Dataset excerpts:

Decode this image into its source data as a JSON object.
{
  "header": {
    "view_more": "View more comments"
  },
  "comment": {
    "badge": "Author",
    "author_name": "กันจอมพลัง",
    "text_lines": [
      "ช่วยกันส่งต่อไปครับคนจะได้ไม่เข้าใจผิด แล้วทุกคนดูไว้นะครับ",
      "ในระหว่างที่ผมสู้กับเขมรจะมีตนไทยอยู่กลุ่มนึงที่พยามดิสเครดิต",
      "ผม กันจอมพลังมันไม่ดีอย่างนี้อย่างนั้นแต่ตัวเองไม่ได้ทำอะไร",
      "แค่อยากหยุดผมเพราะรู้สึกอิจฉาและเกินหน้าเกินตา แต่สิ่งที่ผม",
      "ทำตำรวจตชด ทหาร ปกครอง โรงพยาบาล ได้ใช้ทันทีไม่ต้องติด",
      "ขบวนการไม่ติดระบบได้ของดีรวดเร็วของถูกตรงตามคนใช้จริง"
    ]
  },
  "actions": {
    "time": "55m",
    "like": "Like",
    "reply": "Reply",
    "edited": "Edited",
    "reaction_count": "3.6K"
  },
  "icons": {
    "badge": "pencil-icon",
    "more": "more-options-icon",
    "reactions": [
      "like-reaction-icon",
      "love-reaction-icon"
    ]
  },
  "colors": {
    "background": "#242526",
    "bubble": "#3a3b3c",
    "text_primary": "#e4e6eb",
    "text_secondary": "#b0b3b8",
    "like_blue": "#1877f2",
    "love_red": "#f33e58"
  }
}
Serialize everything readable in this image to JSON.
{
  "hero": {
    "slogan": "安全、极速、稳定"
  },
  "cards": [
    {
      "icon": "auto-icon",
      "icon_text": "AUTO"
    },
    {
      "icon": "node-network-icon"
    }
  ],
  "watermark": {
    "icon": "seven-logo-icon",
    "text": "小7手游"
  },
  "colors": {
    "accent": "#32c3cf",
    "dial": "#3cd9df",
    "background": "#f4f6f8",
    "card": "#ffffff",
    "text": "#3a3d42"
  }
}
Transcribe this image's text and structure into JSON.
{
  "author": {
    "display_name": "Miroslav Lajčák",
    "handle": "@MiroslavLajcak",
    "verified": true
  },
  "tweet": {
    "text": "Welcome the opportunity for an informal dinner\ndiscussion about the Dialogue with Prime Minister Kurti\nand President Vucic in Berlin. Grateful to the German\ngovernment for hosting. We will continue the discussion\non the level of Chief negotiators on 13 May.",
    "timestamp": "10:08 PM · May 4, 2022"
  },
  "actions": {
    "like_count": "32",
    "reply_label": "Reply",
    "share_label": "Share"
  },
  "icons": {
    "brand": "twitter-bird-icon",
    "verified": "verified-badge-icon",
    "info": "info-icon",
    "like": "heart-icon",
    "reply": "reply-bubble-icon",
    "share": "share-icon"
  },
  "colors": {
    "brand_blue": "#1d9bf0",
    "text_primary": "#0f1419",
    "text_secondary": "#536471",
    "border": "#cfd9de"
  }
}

### Exercise details
Print every line of the records exactly. Omit nothing.

### Expected answer
Decode this image into its source data as a JSON object.
{
  "header": {
    "view_more": "View more comments"
  },
  "comment": {
    "badge": "Author",
    "author_name": "กันจอมพลัง",
    "text_lines": [
      "ช่วยกันส่งต่อไปครับคนจะได้ไม่เข้าใจผิด แล้วทุกคนดูไว้นะครับ",
      "ในระหว่างที่ผมสู้กับเขมรจะมีตนไทยอยู่กลุ่มนึงที่พยามดิสเครดิต",
      "ผม กันจอมพลังมันไม่ดีอย่างนี้อย่างนั้นแต่ตัวเองไม่ได้ทำอะไร",
      "แค่อยากหยุดผมเพราะรู้สึกอิจฉาและเกินหน้าเกินตา แต่สิ่งที่ผม",
      "ทำตำรวจตชด ทหาร ปกครอง โรงพยาบาล ได้ใช้ทันทีไม่ต้องติด",
      "ขบวนการไม่ติดระบบได้ของดีรวดเร็วของถูกตรงตามคนใช้จริง"
    ]
  },
  "actions": {
    "time": "55m",
    "like": "Like",
    "reply": "Reply",
    "edited": "Edited",
    "reaction_count": "3.6K"
  },
  "icons": {
    "badge": "pencil-icon",
    "more": "more-options-icon",
    "reactions": [
      "like-reaction-icon",
      "love-reaction-icon"
    ]
  },
  "colors": {
    "background": "#242526",
    "bubble": "#3a3b3c",
    "text_primary": "#e4e6eb",
    "text_secondary": "#b0b3b8",
    "like_blue": "#1877f2",
    "love_red": "#f33e58"
  }
}
Serialize everything readable in this image to JSON.
{
  "hero": {
    "slogan": "安全、极速、稳定"
  },
  "cards": [
    {
      "icon": "auto-icon",
      "icon_text": "AUTO"
    },
    {
      "icon": "node-network-icon"
    }
  ],
  "watermark": {
    "icon": "seven-logo-icon",
    "text": "小7手游"
  },
  "colors": {
    "accent": "#32c3cf",
    "dial": "#3cd9df",
    "background": "#f4f6f8",
    "card": "#ffffff",
    "text": "#3a3d42"
  }
}
Transcribe this image's text and structure into JSON.
{
  "author": {
    "display_name": "Miroslav Lajčák",
    "handle": "@MiroslavLajcak",
    "verified": true
  },
  "tweet": {
    "text": "Welcome the opportunity for an informal dinner\ndiscussion about the Dialogue with Prime Minister Kurti\nand President Vucic in Berlin. Grateful to the German\ngovernment for hosting. We will continue the discussion\non the level of Chief negotiators on 13 May.",
    "timestamp": "10:08 PM · May 4, 2022"
  },
  "actions": {
    "like_count": "32",
    "reply_label": "Reply",
    "share_label": "Share"
  },
  "icons": {
    "brand": "twitter-bird-icon",
    "verified": "verified-badge-icon",
    "info": "info-icon",
    "like": "heart-icon",
    "reply": "reply-bubble-icon",
    "share": "share-icon"
  },
  "colors": {
    "brand_blue": "#1d9bf0",
    "text_primary": "#0f1419",
    "text_secondary": "#536471",
    "border": "#cfd9de"
  }
}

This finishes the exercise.